++++ Entries provided

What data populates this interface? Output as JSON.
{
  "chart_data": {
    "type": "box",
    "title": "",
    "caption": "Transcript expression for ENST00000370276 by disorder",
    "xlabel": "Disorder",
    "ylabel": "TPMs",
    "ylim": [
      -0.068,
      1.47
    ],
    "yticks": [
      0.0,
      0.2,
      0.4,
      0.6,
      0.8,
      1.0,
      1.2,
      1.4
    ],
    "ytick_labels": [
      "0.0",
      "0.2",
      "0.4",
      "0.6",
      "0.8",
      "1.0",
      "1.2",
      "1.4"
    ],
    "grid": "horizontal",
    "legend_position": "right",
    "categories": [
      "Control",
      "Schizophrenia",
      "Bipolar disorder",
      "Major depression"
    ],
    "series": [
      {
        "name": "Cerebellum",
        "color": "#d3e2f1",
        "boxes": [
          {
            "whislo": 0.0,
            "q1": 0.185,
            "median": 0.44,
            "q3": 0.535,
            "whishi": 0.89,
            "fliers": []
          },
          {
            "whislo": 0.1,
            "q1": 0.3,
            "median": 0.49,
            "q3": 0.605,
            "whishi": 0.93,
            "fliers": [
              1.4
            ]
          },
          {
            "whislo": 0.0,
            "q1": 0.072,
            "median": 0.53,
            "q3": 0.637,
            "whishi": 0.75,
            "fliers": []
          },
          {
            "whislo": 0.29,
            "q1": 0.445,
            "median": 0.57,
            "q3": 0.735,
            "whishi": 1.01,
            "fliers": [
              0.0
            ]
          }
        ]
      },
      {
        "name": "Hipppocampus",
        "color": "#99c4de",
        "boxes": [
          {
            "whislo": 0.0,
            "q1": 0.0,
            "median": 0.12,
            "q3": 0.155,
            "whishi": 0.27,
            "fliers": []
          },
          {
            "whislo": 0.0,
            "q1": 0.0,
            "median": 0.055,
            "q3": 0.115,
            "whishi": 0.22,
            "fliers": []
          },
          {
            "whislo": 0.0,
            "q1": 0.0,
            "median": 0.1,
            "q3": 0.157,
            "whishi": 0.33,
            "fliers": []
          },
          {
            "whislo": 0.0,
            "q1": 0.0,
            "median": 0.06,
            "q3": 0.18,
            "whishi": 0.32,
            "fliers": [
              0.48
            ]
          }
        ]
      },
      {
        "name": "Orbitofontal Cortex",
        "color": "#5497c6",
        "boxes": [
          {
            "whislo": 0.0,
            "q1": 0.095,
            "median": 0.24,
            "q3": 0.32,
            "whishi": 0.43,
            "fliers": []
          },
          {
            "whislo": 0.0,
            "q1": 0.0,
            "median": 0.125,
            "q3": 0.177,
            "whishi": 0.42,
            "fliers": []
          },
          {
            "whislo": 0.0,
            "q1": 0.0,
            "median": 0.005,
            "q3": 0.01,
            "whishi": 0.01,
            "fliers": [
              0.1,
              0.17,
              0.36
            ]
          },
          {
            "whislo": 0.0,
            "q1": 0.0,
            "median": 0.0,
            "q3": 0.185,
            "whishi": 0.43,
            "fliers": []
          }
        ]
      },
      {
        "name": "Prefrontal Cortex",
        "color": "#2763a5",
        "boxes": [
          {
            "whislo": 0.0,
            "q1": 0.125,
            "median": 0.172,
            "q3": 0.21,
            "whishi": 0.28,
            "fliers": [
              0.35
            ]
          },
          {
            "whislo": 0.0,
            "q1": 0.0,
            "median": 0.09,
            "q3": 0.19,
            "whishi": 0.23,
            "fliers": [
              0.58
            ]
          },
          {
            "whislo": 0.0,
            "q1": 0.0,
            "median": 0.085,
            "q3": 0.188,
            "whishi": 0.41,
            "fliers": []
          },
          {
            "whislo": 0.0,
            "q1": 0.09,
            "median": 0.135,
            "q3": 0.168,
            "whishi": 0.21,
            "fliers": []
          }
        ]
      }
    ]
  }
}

++++++++

> [What you will do] Extract all lines from the material above that include the word "color".

> [Finished answer]
        "color": "#d3e2f1",
        "color": "#99c4de",
        "color": "#5497c6",
        "color": "#2763a5",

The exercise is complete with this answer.